* **PROMPT**
Search the records for "EBAF" and copy each line that holds it.

Chart and figure data:
>> START
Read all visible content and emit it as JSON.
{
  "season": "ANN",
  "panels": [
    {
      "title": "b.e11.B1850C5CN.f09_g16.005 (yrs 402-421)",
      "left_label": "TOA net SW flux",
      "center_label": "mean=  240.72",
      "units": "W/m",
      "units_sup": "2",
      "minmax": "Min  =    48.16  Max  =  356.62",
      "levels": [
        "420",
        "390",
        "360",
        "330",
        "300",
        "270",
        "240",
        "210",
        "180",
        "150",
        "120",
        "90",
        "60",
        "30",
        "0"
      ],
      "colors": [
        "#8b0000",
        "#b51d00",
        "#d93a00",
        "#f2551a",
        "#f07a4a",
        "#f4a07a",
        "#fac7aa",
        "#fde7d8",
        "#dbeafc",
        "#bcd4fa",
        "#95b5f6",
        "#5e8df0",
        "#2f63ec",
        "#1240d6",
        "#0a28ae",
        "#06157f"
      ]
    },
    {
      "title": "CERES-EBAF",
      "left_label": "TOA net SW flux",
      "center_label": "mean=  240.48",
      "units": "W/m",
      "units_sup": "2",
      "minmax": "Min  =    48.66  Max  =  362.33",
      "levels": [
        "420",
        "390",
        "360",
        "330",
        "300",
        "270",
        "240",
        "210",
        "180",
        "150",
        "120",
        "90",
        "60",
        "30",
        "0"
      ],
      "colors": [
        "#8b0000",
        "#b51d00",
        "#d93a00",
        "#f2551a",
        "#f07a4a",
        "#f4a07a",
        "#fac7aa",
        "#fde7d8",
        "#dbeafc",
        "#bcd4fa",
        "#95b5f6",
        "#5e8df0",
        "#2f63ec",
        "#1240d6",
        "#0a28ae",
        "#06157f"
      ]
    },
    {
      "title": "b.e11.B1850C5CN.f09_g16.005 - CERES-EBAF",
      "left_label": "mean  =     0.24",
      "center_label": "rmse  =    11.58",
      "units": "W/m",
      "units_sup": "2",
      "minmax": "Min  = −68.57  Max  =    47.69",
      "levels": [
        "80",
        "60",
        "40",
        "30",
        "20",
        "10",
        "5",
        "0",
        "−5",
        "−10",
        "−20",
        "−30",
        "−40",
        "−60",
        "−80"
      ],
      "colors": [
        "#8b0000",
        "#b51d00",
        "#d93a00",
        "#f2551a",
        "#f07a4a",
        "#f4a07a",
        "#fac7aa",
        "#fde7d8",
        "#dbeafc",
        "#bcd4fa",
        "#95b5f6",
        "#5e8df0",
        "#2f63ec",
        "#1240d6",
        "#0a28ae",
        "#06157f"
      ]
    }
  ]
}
>> END
* **REPLY TO THE TASK**
      "title": "CERES-EBAF",
      "title": "b.e11.B1850C5CN.f09_g16.005 - CERES-EBAF",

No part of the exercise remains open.